Excerpt from a dataset

"""

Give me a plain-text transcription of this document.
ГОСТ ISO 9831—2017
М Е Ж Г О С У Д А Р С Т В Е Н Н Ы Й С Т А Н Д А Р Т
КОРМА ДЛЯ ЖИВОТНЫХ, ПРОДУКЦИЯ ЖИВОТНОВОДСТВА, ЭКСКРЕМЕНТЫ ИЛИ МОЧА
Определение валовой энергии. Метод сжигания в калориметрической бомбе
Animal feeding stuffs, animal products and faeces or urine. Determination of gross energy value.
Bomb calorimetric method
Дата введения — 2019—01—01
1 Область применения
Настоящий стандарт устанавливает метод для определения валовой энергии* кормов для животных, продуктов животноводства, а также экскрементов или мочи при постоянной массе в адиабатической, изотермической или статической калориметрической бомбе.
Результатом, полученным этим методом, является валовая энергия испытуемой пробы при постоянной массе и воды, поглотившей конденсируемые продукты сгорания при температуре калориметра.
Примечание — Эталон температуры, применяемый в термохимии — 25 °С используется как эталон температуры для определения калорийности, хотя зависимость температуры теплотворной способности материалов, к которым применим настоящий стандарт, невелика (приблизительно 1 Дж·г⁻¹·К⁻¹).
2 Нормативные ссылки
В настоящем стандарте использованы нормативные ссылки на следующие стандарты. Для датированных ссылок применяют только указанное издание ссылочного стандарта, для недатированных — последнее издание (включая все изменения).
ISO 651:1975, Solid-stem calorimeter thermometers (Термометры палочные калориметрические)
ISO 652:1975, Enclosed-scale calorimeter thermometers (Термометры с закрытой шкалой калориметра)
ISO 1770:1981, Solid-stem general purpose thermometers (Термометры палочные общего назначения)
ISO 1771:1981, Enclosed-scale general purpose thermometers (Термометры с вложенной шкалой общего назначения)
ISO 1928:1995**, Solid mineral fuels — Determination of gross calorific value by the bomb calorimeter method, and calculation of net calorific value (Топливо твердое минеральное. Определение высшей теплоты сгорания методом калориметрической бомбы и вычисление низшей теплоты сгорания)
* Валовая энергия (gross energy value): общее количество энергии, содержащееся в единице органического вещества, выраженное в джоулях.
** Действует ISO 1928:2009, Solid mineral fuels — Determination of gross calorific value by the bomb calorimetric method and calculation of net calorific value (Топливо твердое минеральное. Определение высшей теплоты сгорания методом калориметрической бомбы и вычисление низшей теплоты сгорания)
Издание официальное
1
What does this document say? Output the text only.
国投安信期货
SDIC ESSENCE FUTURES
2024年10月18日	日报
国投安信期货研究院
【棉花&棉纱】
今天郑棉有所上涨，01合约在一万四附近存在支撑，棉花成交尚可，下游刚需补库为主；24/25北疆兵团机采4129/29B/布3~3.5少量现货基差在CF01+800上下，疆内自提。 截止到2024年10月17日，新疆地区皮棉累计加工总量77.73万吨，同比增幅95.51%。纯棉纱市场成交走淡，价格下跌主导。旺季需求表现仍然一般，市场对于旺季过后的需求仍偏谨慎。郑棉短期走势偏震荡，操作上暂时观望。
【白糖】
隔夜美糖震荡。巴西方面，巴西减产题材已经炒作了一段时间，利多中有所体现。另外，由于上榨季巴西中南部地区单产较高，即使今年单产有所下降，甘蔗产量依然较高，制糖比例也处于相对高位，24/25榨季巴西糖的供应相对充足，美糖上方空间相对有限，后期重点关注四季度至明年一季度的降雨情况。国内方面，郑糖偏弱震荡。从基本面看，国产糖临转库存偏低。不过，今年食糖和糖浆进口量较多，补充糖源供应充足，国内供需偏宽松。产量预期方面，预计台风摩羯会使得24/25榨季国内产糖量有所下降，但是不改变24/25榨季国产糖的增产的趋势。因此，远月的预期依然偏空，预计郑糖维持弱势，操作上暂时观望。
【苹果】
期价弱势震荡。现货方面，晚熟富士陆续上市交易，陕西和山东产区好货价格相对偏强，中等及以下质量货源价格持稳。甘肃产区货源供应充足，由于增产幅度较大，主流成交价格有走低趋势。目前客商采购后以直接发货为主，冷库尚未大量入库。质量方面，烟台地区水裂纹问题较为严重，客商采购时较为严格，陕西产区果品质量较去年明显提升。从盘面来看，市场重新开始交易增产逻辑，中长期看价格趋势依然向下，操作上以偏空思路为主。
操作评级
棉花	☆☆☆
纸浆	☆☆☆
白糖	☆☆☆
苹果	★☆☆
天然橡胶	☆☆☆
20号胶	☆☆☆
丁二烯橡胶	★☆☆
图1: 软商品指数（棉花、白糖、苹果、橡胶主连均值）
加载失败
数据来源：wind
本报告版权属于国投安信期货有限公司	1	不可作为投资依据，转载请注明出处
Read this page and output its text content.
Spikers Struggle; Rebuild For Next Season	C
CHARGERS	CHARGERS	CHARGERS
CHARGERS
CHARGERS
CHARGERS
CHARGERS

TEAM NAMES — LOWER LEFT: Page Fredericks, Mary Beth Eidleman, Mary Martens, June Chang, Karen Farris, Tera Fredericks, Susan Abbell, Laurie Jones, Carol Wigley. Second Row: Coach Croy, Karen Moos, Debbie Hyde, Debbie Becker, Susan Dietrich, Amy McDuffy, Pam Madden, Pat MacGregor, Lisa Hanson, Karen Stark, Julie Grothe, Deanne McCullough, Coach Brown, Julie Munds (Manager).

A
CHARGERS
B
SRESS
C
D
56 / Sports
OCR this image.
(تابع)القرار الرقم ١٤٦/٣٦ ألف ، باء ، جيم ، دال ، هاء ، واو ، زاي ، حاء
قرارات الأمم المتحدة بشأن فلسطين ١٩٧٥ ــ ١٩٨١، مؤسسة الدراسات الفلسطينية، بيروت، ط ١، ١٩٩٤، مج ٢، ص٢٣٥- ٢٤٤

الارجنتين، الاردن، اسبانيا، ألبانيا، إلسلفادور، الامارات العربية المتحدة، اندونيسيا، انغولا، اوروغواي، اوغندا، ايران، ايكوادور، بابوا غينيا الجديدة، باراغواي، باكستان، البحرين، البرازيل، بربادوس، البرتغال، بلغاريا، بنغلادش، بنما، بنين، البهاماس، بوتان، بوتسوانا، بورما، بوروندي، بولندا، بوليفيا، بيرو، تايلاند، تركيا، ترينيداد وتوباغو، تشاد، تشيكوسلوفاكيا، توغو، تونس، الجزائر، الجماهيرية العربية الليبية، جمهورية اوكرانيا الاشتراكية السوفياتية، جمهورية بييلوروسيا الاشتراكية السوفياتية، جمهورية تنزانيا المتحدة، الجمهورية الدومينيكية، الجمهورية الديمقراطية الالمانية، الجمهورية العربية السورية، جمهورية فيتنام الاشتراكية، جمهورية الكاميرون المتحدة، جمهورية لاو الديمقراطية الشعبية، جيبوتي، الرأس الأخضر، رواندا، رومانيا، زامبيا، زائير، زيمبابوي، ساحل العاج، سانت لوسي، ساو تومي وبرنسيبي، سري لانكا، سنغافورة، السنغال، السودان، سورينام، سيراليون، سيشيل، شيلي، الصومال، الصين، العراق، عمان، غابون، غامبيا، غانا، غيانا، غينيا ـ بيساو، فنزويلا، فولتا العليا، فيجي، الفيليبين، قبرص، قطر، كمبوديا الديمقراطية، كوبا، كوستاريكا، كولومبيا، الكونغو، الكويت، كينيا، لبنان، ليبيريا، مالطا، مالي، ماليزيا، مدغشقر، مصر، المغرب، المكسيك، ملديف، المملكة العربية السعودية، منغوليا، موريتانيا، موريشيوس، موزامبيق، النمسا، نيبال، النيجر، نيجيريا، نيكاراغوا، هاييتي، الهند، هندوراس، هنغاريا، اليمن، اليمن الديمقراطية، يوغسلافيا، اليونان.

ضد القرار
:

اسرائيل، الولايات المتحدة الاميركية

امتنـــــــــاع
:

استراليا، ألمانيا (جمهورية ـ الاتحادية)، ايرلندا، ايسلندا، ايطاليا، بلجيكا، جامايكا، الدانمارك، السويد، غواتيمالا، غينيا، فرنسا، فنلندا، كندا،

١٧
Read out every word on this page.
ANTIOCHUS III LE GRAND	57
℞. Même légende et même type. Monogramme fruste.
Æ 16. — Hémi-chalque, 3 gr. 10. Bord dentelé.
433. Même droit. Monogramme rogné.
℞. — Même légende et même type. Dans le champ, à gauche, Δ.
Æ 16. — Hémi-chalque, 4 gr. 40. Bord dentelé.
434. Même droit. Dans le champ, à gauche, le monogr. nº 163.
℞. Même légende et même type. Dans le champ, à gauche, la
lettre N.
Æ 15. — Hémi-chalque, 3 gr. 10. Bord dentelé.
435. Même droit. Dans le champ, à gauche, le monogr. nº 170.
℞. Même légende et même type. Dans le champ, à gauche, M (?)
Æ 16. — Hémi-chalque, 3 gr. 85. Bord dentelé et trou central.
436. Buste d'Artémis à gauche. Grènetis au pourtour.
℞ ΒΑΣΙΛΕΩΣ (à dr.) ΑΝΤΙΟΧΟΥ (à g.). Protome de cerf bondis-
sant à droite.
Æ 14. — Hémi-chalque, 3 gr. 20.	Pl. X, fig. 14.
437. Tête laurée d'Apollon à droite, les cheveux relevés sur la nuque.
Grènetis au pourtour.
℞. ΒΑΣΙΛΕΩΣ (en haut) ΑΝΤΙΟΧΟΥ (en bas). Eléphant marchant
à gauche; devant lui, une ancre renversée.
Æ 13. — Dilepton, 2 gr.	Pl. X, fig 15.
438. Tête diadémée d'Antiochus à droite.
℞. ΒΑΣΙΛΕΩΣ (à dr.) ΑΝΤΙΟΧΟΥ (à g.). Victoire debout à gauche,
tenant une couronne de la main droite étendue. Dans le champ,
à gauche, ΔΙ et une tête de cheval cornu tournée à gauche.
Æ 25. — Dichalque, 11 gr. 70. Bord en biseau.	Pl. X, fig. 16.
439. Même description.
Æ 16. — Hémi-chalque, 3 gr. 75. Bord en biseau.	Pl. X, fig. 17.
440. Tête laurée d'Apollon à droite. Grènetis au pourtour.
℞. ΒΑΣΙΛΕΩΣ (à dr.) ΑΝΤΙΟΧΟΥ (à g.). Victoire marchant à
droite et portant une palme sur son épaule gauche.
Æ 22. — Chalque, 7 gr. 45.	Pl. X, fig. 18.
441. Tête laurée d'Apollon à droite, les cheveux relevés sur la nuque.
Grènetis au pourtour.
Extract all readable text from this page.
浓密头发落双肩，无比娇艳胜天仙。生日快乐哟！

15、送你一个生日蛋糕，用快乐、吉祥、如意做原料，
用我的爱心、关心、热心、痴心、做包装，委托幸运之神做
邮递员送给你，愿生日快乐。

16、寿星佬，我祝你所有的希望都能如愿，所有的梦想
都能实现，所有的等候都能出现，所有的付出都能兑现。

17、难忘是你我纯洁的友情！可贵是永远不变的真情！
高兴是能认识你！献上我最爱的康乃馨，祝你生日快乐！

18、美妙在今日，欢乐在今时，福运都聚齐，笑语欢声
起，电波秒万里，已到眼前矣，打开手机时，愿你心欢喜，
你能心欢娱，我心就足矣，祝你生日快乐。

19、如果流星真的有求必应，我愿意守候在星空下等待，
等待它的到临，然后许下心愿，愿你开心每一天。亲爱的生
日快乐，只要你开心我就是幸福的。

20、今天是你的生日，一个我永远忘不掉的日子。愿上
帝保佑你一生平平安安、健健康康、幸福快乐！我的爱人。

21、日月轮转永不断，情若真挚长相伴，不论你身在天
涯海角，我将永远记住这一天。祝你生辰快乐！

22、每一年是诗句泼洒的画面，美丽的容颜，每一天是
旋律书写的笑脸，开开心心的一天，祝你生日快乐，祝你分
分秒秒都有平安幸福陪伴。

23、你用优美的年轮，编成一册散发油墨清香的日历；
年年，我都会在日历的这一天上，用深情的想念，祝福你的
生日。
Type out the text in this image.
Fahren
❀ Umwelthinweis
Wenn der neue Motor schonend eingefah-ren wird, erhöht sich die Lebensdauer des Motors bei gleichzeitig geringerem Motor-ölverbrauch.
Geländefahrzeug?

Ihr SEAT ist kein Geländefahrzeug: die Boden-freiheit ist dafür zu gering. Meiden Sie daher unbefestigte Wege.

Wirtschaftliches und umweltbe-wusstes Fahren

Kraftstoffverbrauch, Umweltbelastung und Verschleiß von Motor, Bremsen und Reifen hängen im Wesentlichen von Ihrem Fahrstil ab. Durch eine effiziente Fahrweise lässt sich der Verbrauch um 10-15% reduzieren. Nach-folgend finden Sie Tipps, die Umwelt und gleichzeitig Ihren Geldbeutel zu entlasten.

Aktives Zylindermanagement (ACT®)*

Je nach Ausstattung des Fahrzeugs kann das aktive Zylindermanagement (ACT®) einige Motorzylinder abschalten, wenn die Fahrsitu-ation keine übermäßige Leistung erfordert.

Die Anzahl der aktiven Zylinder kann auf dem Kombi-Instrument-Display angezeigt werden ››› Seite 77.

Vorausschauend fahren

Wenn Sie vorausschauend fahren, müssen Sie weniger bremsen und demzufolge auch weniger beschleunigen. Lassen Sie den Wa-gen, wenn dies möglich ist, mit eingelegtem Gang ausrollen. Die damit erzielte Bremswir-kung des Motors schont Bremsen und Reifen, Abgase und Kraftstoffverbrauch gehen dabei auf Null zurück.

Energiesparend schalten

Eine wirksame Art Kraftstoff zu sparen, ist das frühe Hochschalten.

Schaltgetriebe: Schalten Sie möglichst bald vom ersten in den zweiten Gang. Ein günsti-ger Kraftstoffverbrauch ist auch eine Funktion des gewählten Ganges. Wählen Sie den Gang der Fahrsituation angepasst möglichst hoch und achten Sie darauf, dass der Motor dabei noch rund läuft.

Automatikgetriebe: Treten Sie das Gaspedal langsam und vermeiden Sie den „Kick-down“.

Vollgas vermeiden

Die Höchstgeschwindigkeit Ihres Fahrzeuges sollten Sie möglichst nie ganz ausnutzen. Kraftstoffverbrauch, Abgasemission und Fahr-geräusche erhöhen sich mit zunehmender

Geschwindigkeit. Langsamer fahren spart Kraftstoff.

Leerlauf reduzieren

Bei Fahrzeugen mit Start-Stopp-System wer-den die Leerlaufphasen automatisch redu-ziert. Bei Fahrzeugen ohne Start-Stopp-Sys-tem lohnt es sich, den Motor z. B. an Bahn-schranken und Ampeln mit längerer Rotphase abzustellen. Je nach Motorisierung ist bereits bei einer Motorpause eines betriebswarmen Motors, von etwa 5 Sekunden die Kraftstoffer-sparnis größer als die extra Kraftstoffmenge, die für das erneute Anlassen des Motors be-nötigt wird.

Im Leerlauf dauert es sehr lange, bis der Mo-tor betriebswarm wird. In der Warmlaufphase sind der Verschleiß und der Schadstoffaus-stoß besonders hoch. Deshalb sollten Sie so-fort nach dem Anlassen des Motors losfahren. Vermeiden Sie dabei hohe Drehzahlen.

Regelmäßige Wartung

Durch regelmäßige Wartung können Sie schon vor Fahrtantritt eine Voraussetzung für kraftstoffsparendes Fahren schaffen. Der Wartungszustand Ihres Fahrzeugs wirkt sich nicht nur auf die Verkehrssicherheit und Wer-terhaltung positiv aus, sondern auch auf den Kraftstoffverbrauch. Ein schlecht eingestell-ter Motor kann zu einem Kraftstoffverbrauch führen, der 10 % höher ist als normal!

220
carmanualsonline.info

"""

List all lines above in which the string "энергии" appears.

Output for this exercise.
Определение валовой энергии. Метод сжигания в калориметрической бомбе
Настоящий стандарт устанавливает метод для определения валовой энергии* кормов для животных, продуктов животноводства, а также экскрементов или мочи при постоянной массе в адиабатической, изотермической или статической калориметрической бомбе.
* Валовая энергия (gross energy value): общее количество энергии, содержащееся в единице органического вещества, выраженное в джоулях.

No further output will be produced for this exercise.